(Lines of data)
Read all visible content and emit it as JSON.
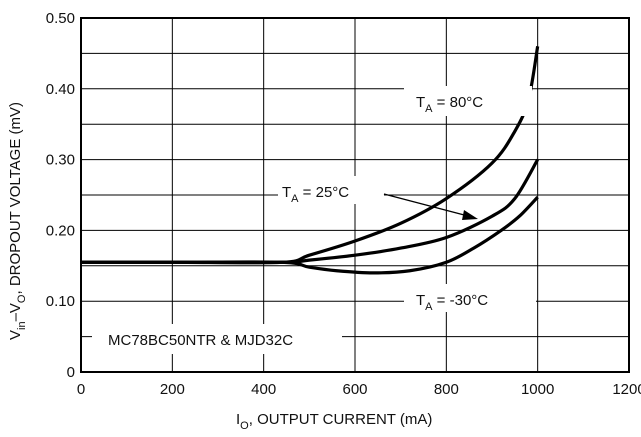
{
  "chart_data": {
    "type": "line",
    "xlabel": {
      "main": "I",
      "sub": "O",
      "rest": ", OUTPUT CURRENT (mA)"
    },
    "ylabel": {
      "V": "V",
      "sub1": "in",
      "mid": "–V",
      "sub2": "O",
      "rest": ", DROPOUT VOLTAGE (mV)"
    },
    "xlim": [
      0,
      1200
    ],
    "ylim": [
      0,
      0.5
    ],
    "x_ticks": [
      "0",
      "200",
      "400",
      "600",
      "800",
      "1000",
      "1200"
    ],
    "y_ticks": [
      "0",
      "0.10",
      "0.20",
      "0.30",
      "0.40",
      "0.50"
    ],
    "x_grid": [
      0,
      200,
      400,
      600,
      800,
      1000,
      1200
    ],
    "y_grid": [
      0,
      0.05,
      0.1,
      0.15,
      0.2,
      0.25,
      0.3,
      0.35,
      0.4,
      0.45,
      0.5
    ],
    "grid": true,
    "annotation": "MC78BC50NTR & MJD32C",
    "series": [
      {
        "name": "T_A = 80°C",
        "label": {
          "T": "T",
          "sub": "A",
          "rest": " = 80°C"
        },
        "x": [
          0,
          200,
          440,
          500,
          600,
          700,
          800,
          900,
          950,
          980,
          1000
        ],
        "y": [
          0.155,
          0.155,
          0.155,
          0.165,
          0.185,
          0.21,
          0.245,
          0.295,
          0.34,
          0.385,
          0.46
        ]
      },
      {
        "name": "T_A = 25°C",
        "label": {
          "T": "T",
          "sub": "A",
          "rest": " = 25°C"
        },
        "x": [
          0,
          200,
          440,
          500,
          600,
          700,
          800,
          900,
          950,
          1000
        ],
        "y": [
          0.155,
          0.155,
          0.155,
          0.158,
          0.165,
          0.175,
          0.19,
          0.22,
          0.245,
          0.3
        ]
      },
      {
        "name": "T_A = -30°C",
        "label": {
          "T": "T",
          "sub": "A",
          "rest": " = -30°C"
        },
        "x": [
          0,
          200,
          440,
          500,
          560,
          640,
          720,
          800,
          860,
          920,
          960,
          1000
        ],
        "y": [
          0.155,
          0.155,
          0.155,
          0.148,
          0.143,
          0.14,
          0.143,
          0.155,
          0.175,
          0.2,
          0.22,
          0.247
        ]
      }
    ]
  }
}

• PROBLEM REQUIREMENTS
From the listing above, copy every line that holds the string "rest".

• TASK SOLUTION
      "rest": ", OUTPUT CURRENT (mA)"
      "rest": ", DROPOUT VOLTAGE (mV)"
          "rest": " = 80°C"
          "rest": " = 25°C"
          "rest": " = -30°C"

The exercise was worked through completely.